**Extracted data**:
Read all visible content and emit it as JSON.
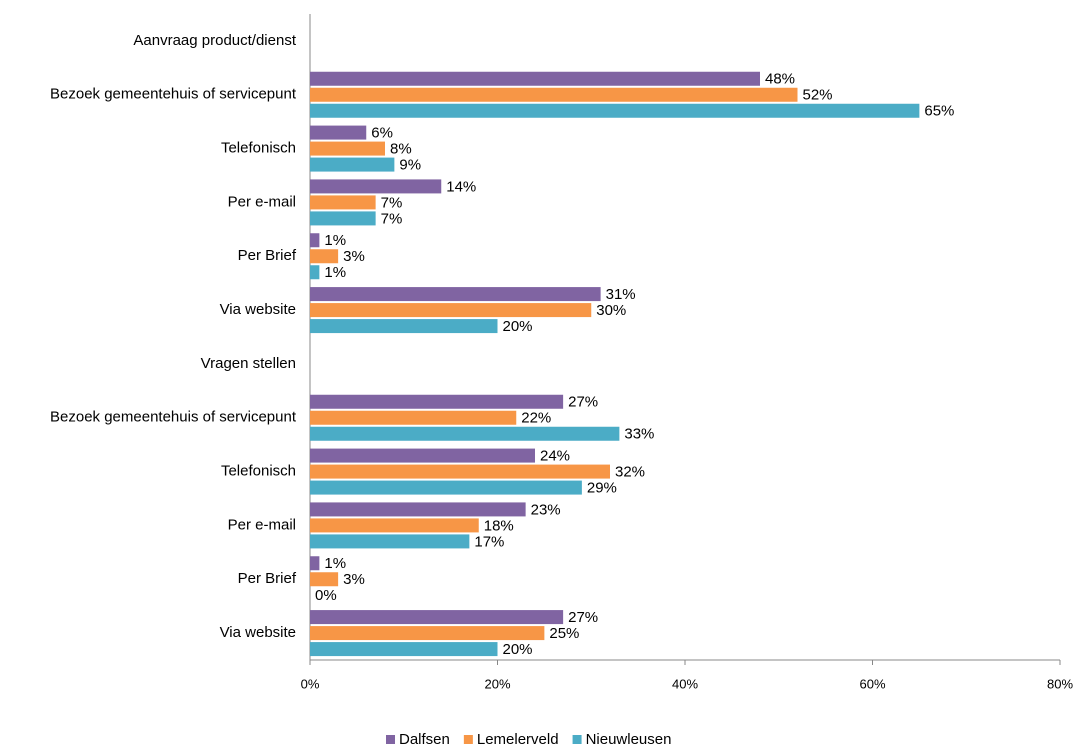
{
  "chart_data": {
    "type": "hbar",
    "categories": [
      "Aanvraag product/dienst",
      "Bezoek gemeentehuis of servicepunt",
      "Telefonisch",
      "Per e-mail",
      "Per Brief",
      "Via website",
      "Vragen stellen",
      "Bezoek gemeentehuis of servicepunt",
      "Telefonisch",
      "Per e-mail",
      "Per Brief",
      "Via website"
    ],
    "series": [
      {
        "name": "Dalfsen",
        "color": "#8064a2",
        "values": [
          null,
          48,
          6,
          14,
          1,
          31,
          null,
          27,
          24,
          23,
          1,
          27
        ],
        "value_labels": [
          null,
          "48%",
          "6%",
          "14%",
          "1%",
          "31%",
          null,
          "27%",
          "24%",
          "23%",
          "1%",
          "27%"
        ]
      },
      {
        "name": "Lemelerveld",
        "color": "#f79646",
        "values": [
          null,
          52,
          8,
          7,
          3,
          30,
          null,
          22,
          32,
          18,
          3,
          25
        ],
        "value_labels": [
          null,
          "52%",
          "8%",
          "7%",
          "3%",
          "30%",
          null,
          "22%",
          "32%",
          "18%",
          "3%",
          "25%"
        ]
      },
      {
        "name": "Nieuwleusen",
        "color": "#4bacc6",
        "values": [
          null,
          65,
          9,
          7,
          1,
          20,
          null,
          33,
          29,
          17,
          0,
          20
        ],
        "value_labels": [
          null,
          "65%",
          "9%",
          "7%",
          "1%",
          "20%",
          null,
          "33%",
          "29%",
          "17%",
          "0%",
          "20%"
        ]
      }
    ],
    "xlim": [
      0,
      80
    ],
    "xticks": [
      {
        "value": 0,
        "label": "0%"
      },
      {
        "value": 20,
        "label": "20%"
      },
      {
        "value": 40,
        "label": "40%"
      },
      {
        "value": 60,
        "label": "60%"
      },
      {
        "value": 80,
        "label": "80%"
      }
    ],
    "legend": "bottom"
  }
}
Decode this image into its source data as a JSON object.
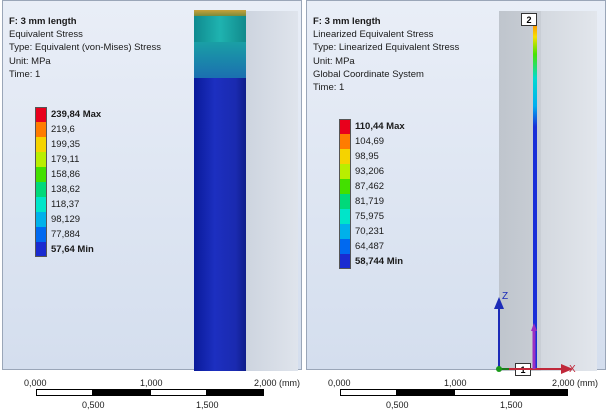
{
  "left": {
    "info": {
      "title": "F: 3 mm length",
      "line1": "Equivalent Stress",
      "line2": "Type: Equivalent (von-Mises) Stress",
      "line3": "Unit: MPa",
      "line4": "Time: 1"
    },
    "legend": [
      {
        "label": "239,84 Max",
        "color": "#e8001c",
        "bold": true
      },
      {
        "label": "219,6",
        "color": "#ff7c00",
        "bold": false
      },
      {
        "label": "199,35",
        "color": "#f5d300",
        "bold": false
      },
      {
        "label": "179,11",
        "color": "#b9ee00",
        "bold": false
      },
      {
        "label": "158,86",
        "color": "#43e000",
        "bold": false
      },
      {
        "label": "138,62",
        "color": "#00d97a",
        "bold": false
      },
      {
        "label": "118,37",
        "color": "#00e5c9",
        "bold": false
      },
      {
        "label": "98,129",
        "color": "#00b1ea",
        "bold": false
      },
      {
        "label": "77,884",
        "color": "#0069f0",
        "bold": false
      },
      {
        "label": "57,64 Min",
        "color": "#1a2bd0",
        "bold": true
      }
    ],
    "scale": {
      "top_labels": [
        "0,000",
        "1,000",
        "2,000 (mm)"
      ],
      "bottom_labels": [
        "0,500",
        "1,500"
      ]
    }
  },
  "right": {
    "info": {
      "title": "F: 3 mm length",
      "line1": "Linearized Equivalent Stress",
      "line2": "Type: Linearized Equivalent Stress",
      "line3": "Unit: MPa",
      "line4": "Global Coordinate System",
      "line5": "Time: 1"
    },
    "legend": [
      {
        "label": "110,44 Max",
        "color": "#e8001c",
        "bold": true
      },
      {
        "label": "104,69",
        "color": "#ff7c00",
        "bold": false
      },
      {
        "label": "98,95",
        "color": "#f5d300",
        "bold": false
      },
      {
        "label": "93,206",
        "color": "#b9ee00",
        "bold": false
      },
      {
        "label": "87,462",
        "color": "#43e000",
        "bold": false
      },
      {
        "label": "81,719",
        "color": "#00d97a",
        "bold": false
      },
      {
        "label": "75,975",
        "color": "#00e5c9",
        "bold": false
      },
      {
        "label": "70,231",
        "color": "#00b1ea",
        "bold": false
      },
      {
        "label": "64,487",
        "color": "#0069f0",
        "bold": false
      },
      {
        "label": "58,744 Min",
        "color": "#1a2bd0",
        "bold": true
      }
    ],
    "path_tags": {
      "start": "1",
      "end": "2"
    },
    "axes": {
      "z": "Z",
      "x": "X"
    },
    "scale": {
      "top_labels": [
        "0,000",
        "1,000",
        "2,000 (mm)"
      ],
      "bottom_labels": [
        "0,500",
        "1,500"
      ]
    }
  }
}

**What to produce**: Output the records above exactly; leave out the pictures.

**Result of this exercise**:
Read all visible content and emit it as JSON.
{
  "chart_data": {
    "type": "hbar",
    "categories": [
      "Aanvraag product/dienst",
      "Bezoek gemeentehuis of servicepunt",
      "Telefonisch",
      "Per e-mail",
      "Per Brief",
      "Via website",
      "Vragen stellen",
      "Bezoek gemeentehuis of servicepunt",
      "Telefonisch",
      "Per e-mail",
      "Per Brief",
      "Via website"
    ],
    "series": [
      {
        "name": "Dalfsen",
        "color": "#8064a2",
        "values": [
          null,
          48,
          6,
          14,
          1,
          31,
          null,
          27,
          24,
          23,
          1,
          27
        ],
        "value_labels": [
          null,
          "48%",
          "6%",
          "14%",
          "1%",
          "31%",
          null,
          "27%",
          "24%",
          "23%",
          "1%",
          "27%"
        ]
      },
      {
        "name": "Lemelerveld",
        "color": "#f79646",
        "values": [
          null,
          52,
          8,
          7,
          3,
          30,
          null,
          22,
          32,
          18,
          3,
          25
        ],
        "value_labels": [
          null,
          "52%",
          "8%",
          "7%",
          "3%",
          "30%",
          null,
          "22%",
          "32%",
          "18%",
          "3%",
          "25%"
        ]
      },
      {
        "name": "Nieuwleusen",
        "color": "#4bacc6",
        "values": [
          null,
          65,
          9,
          7,
          1,
          20,
          null,
          33,
          29,
          17,
          0,
          20
        ],
        "value_labels": [
          null,
          "65%",
          "9%",
          "7%",
          "1%",
          "20%",
          null,
          "33%",
          "29%",
          "17%",
          "0%",
          "20%"
        ]
      }
    ],
    "xlim": [
      0,
      80
    ],
    "xticks": [
      {
        "value": 0,
        "label": "0%"
      },
      {
        "value": 20,
        "label": "20%"
      },
      {
        "value": 40,
        "label": "40%"
      },
      {
        "value": 60,
        "label": "60%"
      },
      {
        "value": 80,
        "label": "80%"
      }
    ],
    "legend": "bottom"
  }
}
Decode this image into its source data as a JSON object.
{
  "left": {
    "info": {
      "title": "F: 3 mm length",
      "line1": "Equivalent Stress",
      "line2": "Type: Equivalent (von-Mises) Stress",
      "line3": "Unit: MPa",
      "line4": "Time: 1"
    },
    "legend": [
      {
        "label": "239,84 Max",
        "color": "#e8001c",
        "bold": true
      },
      {
        "label": "219,6",
        "color": "#ff7c00",
        "bold": false
      },
      {
        "label": "199,35",
        "color": "#f5d300",
        "bold": false
      },
      {
        "label": "179,11",
        "color": "#b9ee00",
        "bold": false
      },
      {
        "label": "158,86",
        "color": "#43e000",
        "bold": false
      },
      {
        "label": "138,62",
        "color": "#00d97a",
        "bold": false
      },
      {
        "label": "118,37",
        "color": "#00e5c9",
        "bold": false
      },
      {
        "label": "98,129",
        "color": "#00b1ea",
        "bold": false
      },
      {
        "label": "77,884",
        "color": "#0069f0",
        "bold": false
      },
      {
        "label": "57,64 Min",
        "color": "#1a2bd0",
        "bold": true
      }
    ],
    "scale": {
      "top_labels": [
        "0,000",
        "1,000",
        "2,000 (mm)"
      ],
      "bottom_labels": [
        "0,500",
        "1,500"
      ]
    }
  },
  "right": {
    "info": {
      "title": "F: 3 mm length",
      "line1": "Linearized Equivalent Stress",
      "line2": "Type: Linearized Equivalent Stress",
      "line3": "Unit: MPa",
      "line4": "Global Coordinate System",
      "line5": "Time: 1"
    },
    "legend": [
      {
        "label": "110,44 Max",
        "color": "#e8001c",
        "bold": true
      },
      {
        "label": "104,69",
        "color": "#ff7c00",
        "bold": false
      },
      {
        "label": "98,95",
        "color": "#f5d300",
        "bold": false
      },
      {
        "label": "93,206",
        "color": "#b9ee00",
        "bold": false
      },
      {
        "label": "87,462",
        "color": "#43e000",
        "bold": false
      },
      {
        "label": "81,719",
        "color": "#00d97a",
        "bold": false
      },
      {
        "label": "75,975",
        "color": "#00e5c9",
        "bold": false
      },
      {
        "label": "70,231",
        "color": "#00b1ea",
        "bold": false
      },
      {
        "label": "64,487",
        "color": "#0069f0",
        "bold": false
      },
      {
        "label": "58,744 Min",
        "color": "#1a2bd0",
        "bold": true
      }
    ],
    "path_tags": {
      "start": "1",
      "end": "2"
    },
    "axes": {
      "z": "Z",
      "x": "X"
    },
    "scale": {
      "top_labels": [
        "0,000",
        "1,000",
        "2,000 (mm)"
      ],
      "bottom_labels": [
        "0,500",
        "1,500"
      ]
    }
  }
}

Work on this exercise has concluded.